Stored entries

=-=-=

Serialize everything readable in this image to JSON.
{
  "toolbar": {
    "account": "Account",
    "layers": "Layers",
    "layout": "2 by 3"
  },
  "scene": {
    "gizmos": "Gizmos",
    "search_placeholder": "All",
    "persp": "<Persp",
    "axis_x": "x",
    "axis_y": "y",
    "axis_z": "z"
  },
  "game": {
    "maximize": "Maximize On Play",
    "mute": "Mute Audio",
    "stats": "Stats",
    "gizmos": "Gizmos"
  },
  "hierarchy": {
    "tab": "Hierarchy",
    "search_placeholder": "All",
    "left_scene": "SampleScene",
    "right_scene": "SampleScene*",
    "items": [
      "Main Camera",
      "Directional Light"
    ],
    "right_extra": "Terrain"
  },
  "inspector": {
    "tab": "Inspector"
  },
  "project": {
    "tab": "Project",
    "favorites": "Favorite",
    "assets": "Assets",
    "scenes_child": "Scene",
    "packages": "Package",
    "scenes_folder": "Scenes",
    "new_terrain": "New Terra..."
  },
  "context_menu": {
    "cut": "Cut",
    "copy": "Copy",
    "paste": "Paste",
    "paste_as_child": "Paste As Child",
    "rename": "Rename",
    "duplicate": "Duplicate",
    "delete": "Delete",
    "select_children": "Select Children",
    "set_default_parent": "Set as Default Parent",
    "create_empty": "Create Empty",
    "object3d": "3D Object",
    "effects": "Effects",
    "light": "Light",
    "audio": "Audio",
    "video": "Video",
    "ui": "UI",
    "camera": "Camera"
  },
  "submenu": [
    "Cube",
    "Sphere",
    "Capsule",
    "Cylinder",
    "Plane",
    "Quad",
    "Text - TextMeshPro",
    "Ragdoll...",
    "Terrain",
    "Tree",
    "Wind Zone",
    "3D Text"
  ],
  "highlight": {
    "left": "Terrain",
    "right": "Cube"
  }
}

=-=-=

- What is asked:
Locate the lines above that contain "SampleScene" and copy them.

- Solution for this task:
    "left_scene": "SampleScene",
    "right_scene": "SampleScene*",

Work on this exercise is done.